Each entry below should be written out exactly as it is, with no pictures.

---

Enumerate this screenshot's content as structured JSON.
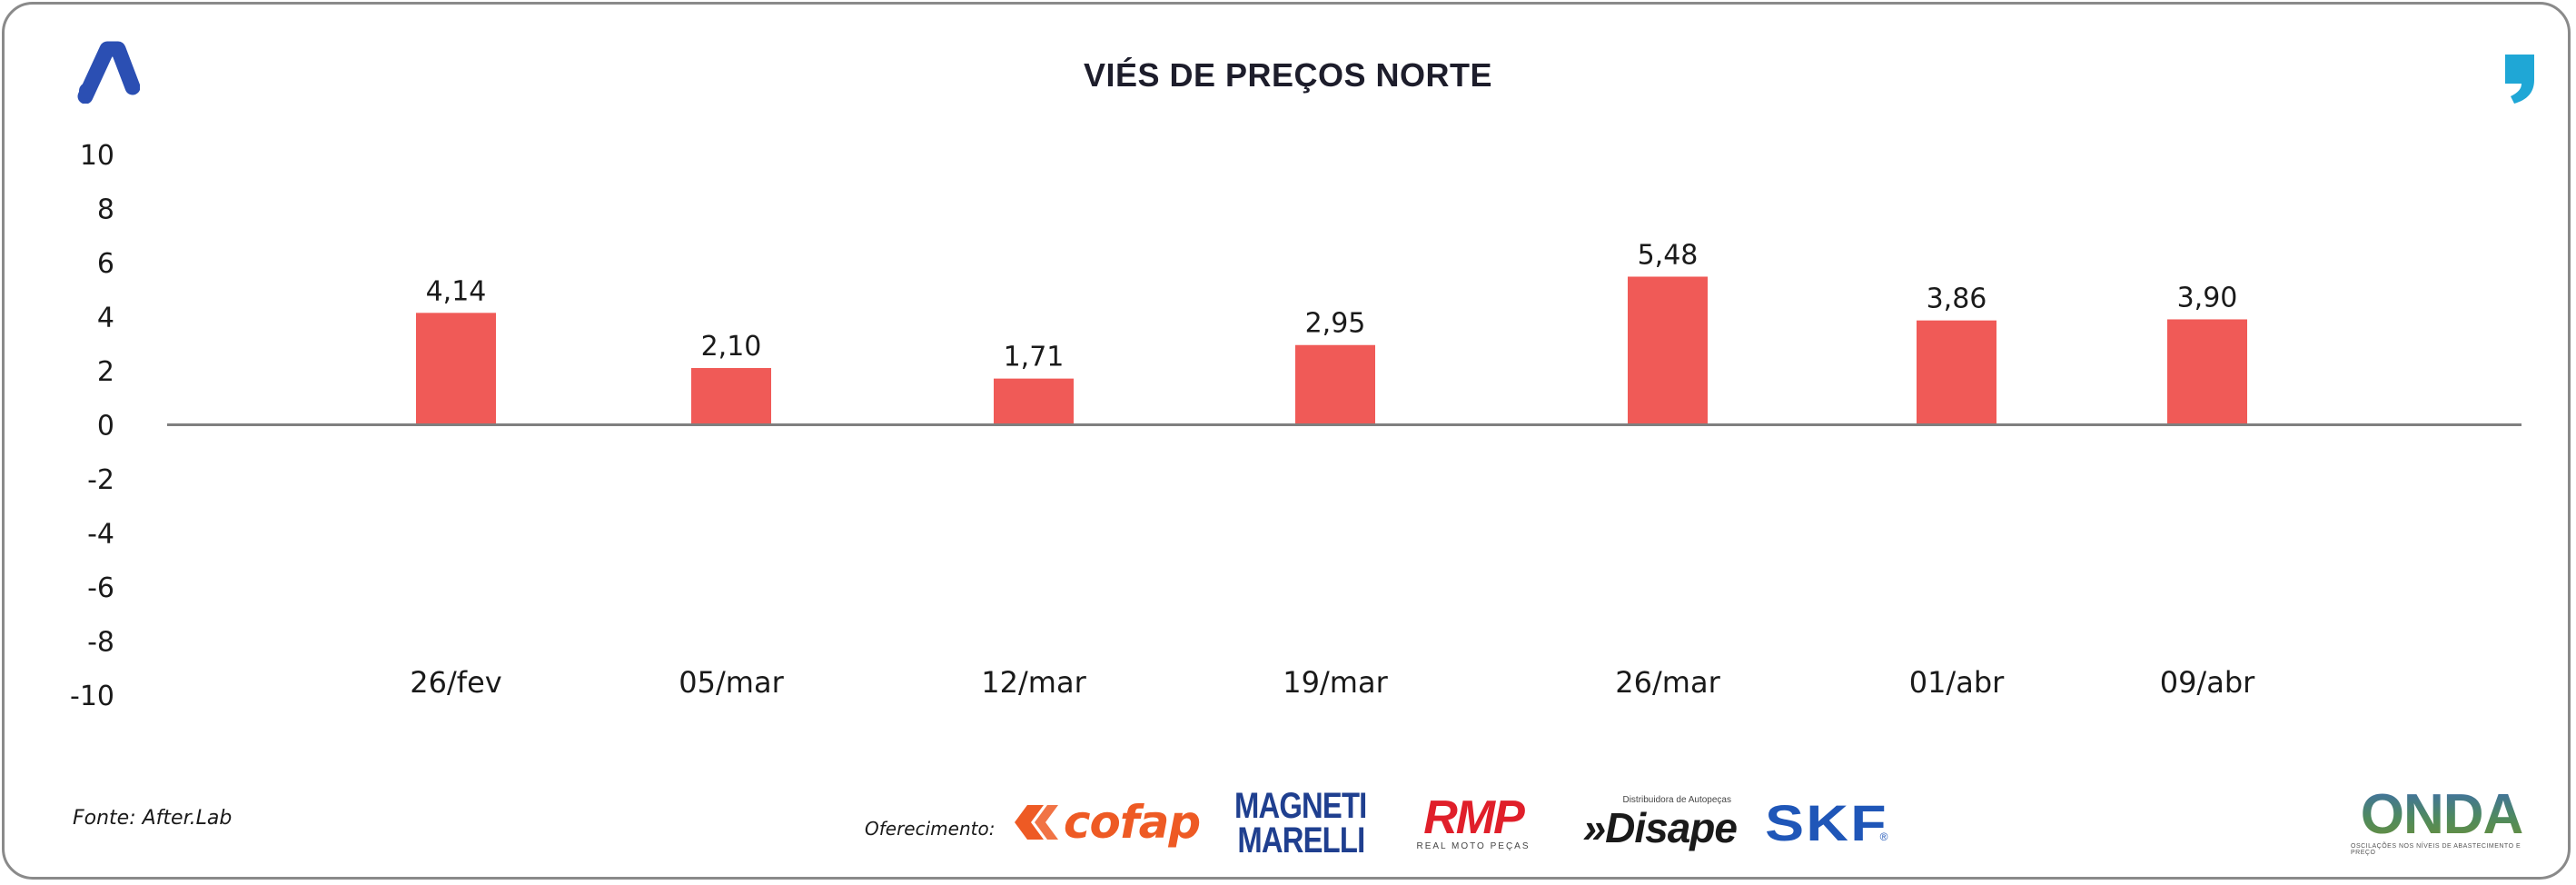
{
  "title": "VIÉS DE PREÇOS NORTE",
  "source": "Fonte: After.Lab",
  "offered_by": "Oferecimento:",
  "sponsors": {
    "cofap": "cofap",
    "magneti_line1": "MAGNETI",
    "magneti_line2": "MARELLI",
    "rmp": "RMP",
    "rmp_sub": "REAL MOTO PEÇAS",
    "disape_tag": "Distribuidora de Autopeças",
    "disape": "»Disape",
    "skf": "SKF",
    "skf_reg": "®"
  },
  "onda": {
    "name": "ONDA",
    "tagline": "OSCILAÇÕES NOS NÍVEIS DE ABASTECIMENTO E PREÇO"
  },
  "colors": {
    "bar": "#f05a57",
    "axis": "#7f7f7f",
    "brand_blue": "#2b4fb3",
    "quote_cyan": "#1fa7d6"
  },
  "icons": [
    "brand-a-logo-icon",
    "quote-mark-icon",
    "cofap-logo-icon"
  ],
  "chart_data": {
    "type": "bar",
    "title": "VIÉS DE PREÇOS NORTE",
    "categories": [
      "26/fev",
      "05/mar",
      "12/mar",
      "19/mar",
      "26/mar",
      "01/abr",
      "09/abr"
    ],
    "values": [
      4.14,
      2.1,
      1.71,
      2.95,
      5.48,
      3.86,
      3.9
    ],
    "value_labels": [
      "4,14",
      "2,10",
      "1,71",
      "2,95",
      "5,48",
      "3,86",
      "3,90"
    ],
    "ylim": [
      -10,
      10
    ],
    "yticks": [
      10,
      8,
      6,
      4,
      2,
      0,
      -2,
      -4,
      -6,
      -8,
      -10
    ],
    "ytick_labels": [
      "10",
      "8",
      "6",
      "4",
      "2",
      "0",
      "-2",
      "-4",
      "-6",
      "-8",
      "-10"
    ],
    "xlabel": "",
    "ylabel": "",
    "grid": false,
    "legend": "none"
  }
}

---

- Written answer
Enumerate this screenshot's content as structured JSON.
{
  "title": "VIÉS DE PREÇOS NORTE",
  "source": "Fonte: After.Lab",
  "offered_by": "Oferecimento:",
  "sponsors": {
    "cofap": "cofap",
    "magneti_line1": "MAGNETI",
    "magneti_line2": "MARELLI",
    "rmp": "RMP",
    "rmp_sub": "REAL MOTO PEÇAS",
    "disape_tag": "Distribuidora de Autopeças",
    "disape": "»Disape",
    "skf": "SKF",
    "skf_reg": "®"
  },
  "onda": {
    "name": "ONDA",
    "tagline": "OSCILAÇÕES NOS NÍVEIS DE ABASTECIMENTO E PREÇO"
  },
  "colors": {
    "bar": "#f05a57",
    "axis": "#7f7f7f",
    "brand_blue": "#2b4fb3",
    "quote_cyan": "#1fa7d6"
  },
  "icons": [
    "brand-a-logo-icon",
    "quote-mark-icon",
    "cofap-logo-icon"
  ],
  "chart_data": {
    "type": "bar",
    "title": "VIÉS DE PREÇOS NORTE",
    "categories": [
      "26/fev",
      "05/mar",
      "12/mar",
      "19/mar",
      "26/mar",
      "01/abr",
      "09/abr"
    ],
    "values": [
      4.14,
      2.1,
      1.71,
      2.95,
      5.48,
      3.86,
      3.9
    ],
    "value_labels": [
      "4,14",
      "2,10",
      "1,71",
      "2,95",
      "5,48",
      "3,86",
      "3,90"
    ],
    "ylim": [
      -10,
      10
    ],
    "yticks": [
      10,
      8,
      6,
      4,
      2,
      0,
      -2,
      -4,
      -6,
      -8,
      -10
    ],
    "ytick_labels": [
      "10",
      "8",
      "6",
      "4",
      "2",
      "0",
      "-2",
      "-4",
      "-6",
      "-8",
      "-10"
    ],
    "xlabel": "",
    "ylabel": "",
    "grid": false,
    "legend": "none"
  }
}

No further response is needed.